-------- Provided information --------

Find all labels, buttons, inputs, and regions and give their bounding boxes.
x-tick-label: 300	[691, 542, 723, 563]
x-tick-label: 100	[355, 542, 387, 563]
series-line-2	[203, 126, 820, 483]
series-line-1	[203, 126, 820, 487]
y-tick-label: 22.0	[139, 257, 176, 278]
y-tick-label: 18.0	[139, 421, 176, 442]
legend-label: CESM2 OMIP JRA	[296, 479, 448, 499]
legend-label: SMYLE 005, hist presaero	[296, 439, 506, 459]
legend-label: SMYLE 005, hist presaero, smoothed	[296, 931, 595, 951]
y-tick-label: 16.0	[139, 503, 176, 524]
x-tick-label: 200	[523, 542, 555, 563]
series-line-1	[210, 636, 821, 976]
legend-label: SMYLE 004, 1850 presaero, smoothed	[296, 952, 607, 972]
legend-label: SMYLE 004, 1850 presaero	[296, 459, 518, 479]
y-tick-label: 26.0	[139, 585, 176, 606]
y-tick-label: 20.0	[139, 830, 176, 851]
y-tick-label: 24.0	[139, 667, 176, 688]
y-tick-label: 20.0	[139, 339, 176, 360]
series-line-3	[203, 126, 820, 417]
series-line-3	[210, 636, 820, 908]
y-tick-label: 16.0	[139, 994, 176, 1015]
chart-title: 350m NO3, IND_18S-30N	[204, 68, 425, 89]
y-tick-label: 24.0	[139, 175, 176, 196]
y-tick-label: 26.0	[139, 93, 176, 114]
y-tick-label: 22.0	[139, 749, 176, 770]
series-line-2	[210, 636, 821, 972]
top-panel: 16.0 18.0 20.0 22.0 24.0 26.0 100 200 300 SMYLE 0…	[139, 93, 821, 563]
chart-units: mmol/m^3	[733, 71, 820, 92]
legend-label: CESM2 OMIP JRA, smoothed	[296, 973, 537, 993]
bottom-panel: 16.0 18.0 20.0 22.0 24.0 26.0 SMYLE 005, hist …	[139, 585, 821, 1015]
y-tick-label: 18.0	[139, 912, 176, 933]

--------

Render every line of the data above as a Markdown table with the columns "Row" and "Line", numbering each row and leaving out any blank lines.

**Answer to this problem:**
| Row | Line |
|---|---|
| 1 | Find all labels, buttons, inputs, and regions and give their bounding boxes. |
| 2 | x-tick-label: 300	[691, 542, 723, 563] |
| 3 | x-tick-label: 100	[355, 542, 387, 563] |
| 4 | series-line-2	[203, 126, 820, 483] |
| 5 | series-line-1	[203, 126, 820, 487] |
| 6 | y-tick-label: 22.0	[139, 257, 176, 278] |
| 7 | y-tick-label: 18.0	[139, 421, 176, 442] |
| 8 | legend-label: CESM2 OMIP JRA	[296, 479, 448, 499] |
| 9 | legend-label: SMYLE 005, hist presaero	[296, 439, 506, 459] |
| 10 | legend-label: SMYLE 005, hist presaero, smoothed	[296, 931, 595, 951] |
| 11 | y-tick-label: 16.0	[139, 503, 176, 524] |
| 12 | x-tick-label: 200	[523, 542, 555, 563] |
| 13 | series-line-1	[210, 636, 821, 976] |
| 14 | legend-label: SMYLE 004, 1850 presaero, smoothed	[296, 952, 607, 972] |
| 15 | legend-label: SMYLE 004, 1850 presaero	[296, 459, 518, 479] |
| 16 | y-tick-label: 26.0	[139, 585, 176, 606] |
| 17 | y-tick-label: 20.0	[139, 830, 176, 851] |
| 18 | y-tick-label: 24.0	[139, 667, 176, 688] |
| 19 | y-tick-label: 20.0	[139, 339, 176, 360] |
| 20 | series-line-3	[203, 126, 820, 417] |
| 21 | series-line-3	[210, 636, 820, 908] |
| 22 | y-tick-label: 16.0	[139, 994, 176, 1015] |
| 23 | chart-title: 350m NO3, IND_18S-30N	[204, 68, 425, 89] |
| 24 | y-tick-label: 24.0	[139, 175, 176, 196] |
| 25 | y-tick-label: 26.0	[139, 93, 176, 114] |
| 26 | y-tick-label: 22.0	[139, 749, 176, 770] |
| 27 | series-line-2	[210, 636, 821, 972] |
| 28 | top-panel: 16.0 18.0 20.0 22.0 24.0 26.0 100 200 300 SMYLE 0…	[139, 93, 821, 563] |
| 29 | chart-units: mmol/m^3	[733, 71, 820, 92] |
| 30 | legend-label: CESM2 OMIP JRA, smoothed	[296, 973, 537, 993] |
| 31 | bottom-panel: 16.0 18.0 20.0 22.0 24.0 26.0 SMYLE 005, hist …	[139, 585, 821, 1015] |
| 32 | y-tick-label: 18.0	[139, 912, 176, 933] |